→ Exercise task: Write out every line of the material exactly as it appears.

→ Entries supplied:
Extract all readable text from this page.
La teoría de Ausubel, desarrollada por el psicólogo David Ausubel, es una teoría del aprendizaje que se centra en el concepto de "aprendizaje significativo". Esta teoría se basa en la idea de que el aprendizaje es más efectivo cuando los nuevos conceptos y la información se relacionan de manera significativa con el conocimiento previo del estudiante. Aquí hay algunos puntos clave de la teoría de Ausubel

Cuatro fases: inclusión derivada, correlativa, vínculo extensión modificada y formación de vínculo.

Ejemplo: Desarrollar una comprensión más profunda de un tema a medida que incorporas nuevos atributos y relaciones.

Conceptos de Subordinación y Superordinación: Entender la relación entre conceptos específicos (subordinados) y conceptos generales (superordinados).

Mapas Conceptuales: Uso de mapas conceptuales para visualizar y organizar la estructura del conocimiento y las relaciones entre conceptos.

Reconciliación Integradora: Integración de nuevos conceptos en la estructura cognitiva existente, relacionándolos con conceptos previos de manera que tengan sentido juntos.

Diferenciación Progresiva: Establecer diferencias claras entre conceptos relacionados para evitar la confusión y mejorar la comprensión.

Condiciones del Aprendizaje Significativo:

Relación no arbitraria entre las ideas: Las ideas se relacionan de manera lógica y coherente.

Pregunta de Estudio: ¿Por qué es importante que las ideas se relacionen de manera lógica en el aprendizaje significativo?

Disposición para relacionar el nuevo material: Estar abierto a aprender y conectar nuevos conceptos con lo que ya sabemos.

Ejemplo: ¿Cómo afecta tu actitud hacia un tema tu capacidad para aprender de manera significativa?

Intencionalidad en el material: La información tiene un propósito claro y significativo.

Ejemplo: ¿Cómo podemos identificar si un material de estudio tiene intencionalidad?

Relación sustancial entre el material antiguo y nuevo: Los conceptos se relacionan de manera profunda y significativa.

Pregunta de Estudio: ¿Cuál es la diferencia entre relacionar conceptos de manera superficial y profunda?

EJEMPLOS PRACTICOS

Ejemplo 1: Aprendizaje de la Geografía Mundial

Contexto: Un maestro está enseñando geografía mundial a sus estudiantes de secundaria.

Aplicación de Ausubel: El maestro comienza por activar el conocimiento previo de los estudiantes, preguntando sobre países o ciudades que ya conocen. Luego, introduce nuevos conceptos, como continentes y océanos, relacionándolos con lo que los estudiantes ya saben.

→ Expected output:
Extract all readable text from this page.
La teoría de Ausubel, desarrollada por el psicólogo David Ausubel, es una teoría del aprendizaje que se centra en el concepto de "aprendizaje significativo". Esta teoría se basa en la idea de que el aprendizaje es más efectivo cuando los nuevos conceptos y la información se relacionan de manera significativa con el conocimiento previo del estudiante. Aquí hay algunos puntos clave de la teoría de Ausubel

Cuatro fases: inclusión derivada, correlativa, vínculo extensión modificada y formación de vínculo.

Ejemplo: Desarrollar una comprensión más profunda de un tema a medida que incorporas nuevos atributos y relaciones.

Conceptos de Subordinación y Superordinación: Entender la relación entre conceptos específicos (subordinados) y conceptos generales (superordinados).

Mapas Conceptuales: Uso de mapas conceptuales para visualizar y organizar la estructura del conocimiento y las relaciones entre conceptos.

Reconciliación Integradora: Integración de nuevos conceptos en la estructura cognitiva existente, relacionándolos con conceptos previos de manera que tengan sentido juntos.

Diferenciación Progresiva: Establecer diferencias claras entre conceptos relacionados para evitar la confusión y mejorar la comprensión.

Condiciones del Aprendizaje Significativo:

Relación no arbitraria entre las ideas: Las ideas se relacionan de manera lógica y coherente.

Pregunta de Estudio: ¿Por qué es importante que las ideas se relacionen de manera lógica en el aprendizaje significativo?

Disposición para relacionar el nuevo material: Estar abierto a aprender y conectar nuevos conceptos con lo que ya sabemos.

Ejemplo: ¿Cómo afecta tu actitud hacia un tema tu capacidad para aprender de manera significativa?

Intencionalidad en el material: La información tiene un propósito claro y significativo.

Ejemplo: ¿Cómo podemos identificar si un material de estudio tiene intencionalidad?

Relación sustancial entre el material antiguo y nuevo: Los conceptos se relacionan de manera profunda y significativa.

Pregunta de Estudio: ¿Cuál es la diferencia entre relacionar conceptos de manera superficial y profunda?

EJEMPLOS PRACTICOS

Ejemplo 1: Aprendizaje de la Geografía Mundial

Contexto: Un maestro está enseñando geografía mundial a sus estudiantes de secundaria.

Aplicación de Ausubel: El maestro comienza por activar el conocimiento previo de los estudiantes, preguntando sobre países o ciudades que ya conocen. Luego, introduce nuevos conceptos, como continentes y océanos, relacionándolos con lo que los estudiantes ya saben.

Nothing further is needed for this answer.